### Problem statement
Filter the lines below, copying only those with the string "name".
==== Excerpted data
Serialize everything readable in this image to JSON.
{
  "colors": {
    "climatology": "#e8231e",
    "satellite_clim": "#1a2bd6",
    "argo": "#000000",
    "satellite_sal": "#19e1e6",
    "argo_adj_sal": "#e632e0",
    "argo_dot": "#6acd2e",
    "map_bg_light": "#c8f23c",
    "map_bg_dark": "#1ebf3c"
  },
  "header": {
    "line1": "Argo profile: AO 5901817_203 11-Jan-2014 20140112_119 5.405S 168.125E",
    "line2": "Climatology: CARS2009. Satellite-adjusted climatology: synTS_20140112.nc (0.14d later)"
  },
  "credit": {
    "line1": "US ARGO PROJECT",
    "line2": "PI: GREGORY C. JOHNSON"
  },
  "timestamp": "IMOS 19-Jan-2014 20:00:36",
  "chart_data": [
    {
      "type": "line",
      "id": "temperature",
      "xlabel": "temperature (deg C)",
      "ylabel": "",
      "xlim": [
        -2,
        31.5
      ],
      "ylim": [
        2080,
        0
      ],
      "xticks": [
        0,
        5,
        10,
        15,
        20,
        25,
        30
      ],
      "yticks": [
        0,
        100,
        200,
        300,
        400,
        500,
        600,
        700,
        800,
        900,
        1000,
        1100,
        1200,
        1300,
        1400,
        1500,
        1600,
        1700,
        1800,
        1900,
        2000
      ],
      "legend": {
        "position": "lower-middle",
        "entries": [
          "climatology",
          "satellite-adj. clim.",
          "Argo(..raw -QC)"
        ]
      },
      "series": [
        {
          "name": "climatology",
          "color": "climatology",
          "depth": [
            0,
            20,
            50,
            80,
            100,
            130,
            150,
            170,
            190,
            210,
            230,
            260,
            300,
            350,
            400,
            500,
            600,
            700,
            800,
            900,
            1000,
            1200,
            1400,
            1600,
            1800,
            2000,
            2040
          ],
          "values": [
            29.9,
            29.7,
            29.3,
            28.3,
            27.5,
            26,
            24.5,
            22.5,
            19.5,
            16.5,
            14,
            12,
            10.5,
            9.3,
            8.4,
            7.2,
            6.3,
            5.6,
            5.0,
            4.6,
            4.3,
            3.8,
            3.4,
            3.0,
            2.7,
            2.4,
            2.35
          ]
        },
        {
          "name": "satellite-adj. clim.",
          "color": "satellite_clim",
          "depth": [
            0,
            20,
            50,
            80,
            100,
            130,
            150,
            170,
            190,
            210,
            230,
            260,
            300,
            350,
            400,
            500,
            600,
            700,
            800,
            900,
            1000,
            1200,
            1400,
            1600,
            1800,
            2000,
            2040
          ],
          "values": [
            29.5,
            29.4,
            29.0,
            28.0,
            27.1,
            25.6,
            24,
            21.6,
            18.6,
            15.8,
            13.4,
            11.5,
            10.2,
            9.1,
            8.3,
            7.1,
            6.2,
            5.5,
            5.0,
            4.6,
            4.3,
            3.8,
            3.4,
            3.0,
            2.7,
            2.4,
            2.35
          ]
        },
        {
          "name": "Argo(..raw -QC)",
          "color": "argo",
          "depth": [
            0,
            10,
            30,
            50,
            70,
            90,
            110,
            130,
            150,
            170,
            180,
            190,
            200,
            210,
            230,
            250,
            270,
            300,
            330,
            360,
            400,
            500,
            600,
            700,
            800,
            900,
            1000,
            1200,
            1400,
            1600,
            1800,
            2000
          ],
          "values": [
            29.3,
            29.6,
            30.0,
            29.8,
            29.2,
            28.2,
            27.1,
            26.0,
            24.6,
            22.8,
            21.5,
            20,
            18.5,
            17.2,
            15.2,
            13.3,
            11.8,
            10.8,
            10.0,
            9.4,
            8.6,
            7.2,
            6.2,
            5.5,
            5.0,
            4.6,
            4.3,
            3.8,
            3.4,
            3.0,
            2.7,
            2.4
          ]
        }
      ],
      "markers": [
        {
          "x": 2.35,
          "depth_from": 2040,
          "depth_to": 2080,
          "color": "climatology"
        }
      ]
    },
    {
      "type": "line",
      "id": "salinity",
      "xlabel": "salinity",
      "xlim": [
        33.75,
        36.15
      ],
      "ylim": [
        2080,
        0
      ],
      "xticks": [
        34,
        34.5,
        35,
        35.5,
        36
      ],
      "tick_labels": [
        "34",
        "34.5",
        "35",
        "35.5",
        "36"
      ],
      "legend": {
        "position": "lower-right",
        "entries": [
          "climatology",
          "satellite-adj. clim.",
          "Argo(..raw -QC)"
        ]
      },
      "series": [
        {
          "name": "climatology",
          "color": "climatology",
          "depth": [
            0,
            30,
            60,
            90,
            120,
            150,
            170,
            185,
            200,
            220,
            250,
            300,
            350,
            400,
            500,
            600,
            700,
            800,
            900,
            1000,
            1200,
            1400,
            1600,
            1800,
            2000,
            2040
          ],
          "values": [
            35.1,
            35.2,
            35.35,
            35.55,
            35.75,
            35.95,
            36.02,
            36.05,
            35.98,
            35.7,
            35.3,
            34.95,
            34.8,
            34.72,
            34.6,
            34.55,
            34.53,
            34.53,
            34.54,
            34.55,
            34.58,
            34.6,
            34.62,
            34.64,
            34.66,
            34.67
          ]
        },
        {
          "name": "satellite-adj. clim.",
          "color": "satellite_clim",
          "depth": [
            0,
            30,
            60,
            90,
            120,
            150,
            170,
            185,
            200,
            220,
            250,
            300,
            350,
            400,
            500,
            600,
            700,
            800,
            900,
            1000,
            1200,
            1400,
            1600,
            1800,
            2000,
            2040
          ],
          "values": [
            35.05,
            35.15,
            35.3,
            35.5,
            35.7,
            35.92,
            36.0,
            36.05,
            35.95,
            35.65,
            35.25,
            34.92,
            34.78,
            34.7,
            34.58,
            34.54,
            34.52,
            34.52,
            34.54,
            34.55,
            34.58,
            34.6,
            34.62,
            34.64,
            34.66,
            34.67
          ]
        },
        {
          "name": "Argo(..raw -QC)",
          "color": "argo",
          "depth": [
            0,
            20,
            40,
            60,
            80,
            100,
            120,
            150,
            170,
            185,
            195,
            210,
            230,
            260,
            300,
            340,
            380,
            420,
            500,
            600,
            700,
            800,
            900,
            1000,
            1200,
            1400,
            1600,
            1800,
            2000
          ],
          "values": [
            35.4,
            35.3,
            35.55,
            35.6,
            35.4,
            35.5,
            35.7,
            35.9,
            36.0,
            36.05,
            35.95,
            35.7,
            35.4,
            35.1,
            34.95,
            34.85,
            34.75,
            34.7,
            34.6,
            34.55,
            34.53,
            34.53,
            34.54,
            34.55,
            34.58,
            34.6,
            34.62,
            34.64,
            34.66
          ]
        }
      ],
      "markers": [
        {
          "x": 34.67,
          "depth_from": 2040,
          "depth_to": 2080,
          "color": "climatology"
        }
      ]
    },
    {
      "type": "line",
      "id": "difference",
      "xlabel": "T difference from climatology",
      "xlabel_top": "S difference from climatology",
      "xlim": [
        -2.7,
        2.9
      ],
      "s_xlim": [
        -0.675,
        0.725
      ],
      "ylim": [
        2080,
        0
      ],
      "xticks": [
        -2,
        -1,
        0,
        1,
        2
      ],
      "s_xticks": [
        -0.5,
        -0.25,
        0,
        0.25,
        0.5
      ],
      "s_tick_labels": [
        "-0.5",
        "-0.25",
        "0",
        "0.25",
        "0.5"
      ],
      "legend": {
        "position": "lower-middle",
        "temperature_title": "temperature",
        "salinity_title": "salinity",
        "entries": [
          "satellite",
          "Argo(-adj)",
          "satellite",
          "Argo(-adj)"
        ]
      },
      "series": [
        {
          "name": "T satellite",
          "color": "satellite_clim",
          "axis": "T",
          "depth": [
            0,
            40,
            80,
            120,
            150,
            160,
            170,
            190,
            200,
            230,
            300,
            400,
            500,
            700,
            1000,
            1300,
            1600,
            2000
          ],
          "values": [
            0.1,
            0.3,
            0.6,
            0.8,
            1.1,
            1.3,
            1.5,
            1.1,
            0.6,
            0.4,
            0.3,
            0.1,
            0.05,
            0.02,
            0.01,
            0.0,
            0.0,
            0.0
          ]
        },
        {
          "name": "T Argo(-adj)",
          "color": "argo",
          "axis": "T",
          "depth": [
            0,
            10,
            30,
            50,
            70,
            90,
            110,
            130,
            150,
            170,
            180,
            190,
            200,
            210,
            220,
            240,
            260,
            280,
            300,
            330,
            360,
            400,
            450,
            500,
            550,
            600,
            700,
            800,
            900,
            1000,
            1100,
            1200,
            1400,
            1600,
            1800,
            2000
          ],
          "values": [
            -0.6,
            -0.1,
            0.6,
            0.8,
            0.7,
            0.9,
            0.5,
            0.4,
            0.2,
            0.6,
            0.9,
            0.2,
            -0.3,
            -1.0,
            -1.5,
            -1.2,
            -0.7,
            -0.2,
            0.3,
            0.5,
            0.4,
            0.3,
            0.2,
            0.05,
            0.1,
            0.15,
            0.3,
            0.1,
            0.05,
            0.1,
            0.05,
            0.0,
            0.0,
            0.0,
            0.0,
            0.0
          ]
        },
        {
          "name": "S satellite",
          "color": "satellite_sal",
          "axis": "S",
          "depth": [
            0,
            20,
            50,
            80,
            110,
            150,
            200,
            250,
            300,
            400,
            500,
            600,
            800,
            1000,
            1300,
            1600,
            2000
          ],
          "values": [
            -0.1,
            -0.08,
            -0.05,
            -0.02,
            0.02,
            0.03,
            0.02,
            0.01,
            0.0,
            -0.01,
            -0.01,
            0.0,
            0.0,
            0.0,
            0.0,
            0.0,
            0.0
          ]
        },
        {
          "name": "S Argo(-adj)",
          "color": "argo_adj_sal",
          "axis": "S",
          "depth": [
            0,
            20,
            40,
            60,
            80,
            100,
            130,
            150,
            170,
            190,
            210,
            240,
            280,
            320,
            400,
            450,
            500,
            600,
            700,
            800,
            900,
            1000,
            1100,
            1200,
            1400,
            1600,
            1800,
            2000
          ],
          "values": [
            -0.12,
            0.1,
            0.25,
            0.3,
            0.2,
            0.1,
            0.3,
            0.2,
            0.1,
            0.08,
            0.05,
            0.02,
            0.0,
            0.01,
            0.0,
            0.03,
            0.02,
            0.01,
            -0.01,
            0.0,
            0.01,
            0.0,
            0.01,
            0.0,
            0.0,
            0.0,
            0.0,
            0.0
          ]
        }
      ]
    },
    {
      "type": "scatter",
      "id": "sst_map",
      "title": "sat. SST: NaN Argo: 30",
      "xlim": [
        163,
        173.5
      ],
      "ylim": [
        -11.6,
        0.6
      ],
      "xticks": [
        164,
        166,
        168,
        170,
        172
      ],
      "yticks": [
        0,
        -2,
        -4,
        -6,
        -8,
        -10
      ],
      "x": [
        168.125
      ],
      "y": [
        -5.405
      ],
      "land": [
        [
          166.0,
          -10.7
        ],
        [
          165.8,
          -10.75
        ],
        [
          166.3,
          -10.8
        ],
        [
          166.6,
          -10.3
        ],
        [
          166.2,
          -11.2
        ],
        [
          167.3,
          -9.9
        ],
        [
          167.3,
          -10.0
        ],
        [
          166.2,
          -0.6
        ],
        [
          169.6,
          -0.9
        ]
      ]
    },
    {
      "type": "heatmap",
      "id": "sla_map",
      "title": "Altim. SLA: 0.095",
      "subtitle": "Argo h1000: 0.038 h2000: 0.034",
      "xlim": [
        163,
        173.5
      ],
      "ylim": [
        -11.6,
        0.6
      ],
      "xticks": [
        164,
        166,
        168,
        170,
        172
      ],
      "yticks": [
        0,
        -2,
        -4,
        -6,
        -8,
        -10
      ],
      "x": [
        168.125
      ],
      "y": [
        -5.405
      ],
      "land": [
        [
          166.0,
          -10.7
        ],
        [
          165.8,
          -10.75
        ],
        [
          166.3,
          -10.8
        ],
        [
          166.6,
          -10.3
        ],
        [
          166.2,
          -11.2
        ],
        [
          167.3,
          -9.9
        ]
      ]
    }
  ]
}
========
### Answer below
          "name": "climatology",
          "name": "satellite-adj. clim.",
          "name": "Argo(..raw -QC)",
          "name": "climatology",
          "name": "satellite-adj. clim.",
          "name": "Argo(..raw -QC)",
          "name": "T satellite",
          "name": "T Argo(-adj)",
          "name": "S satellite",
          "name": "S Argo(-adj)",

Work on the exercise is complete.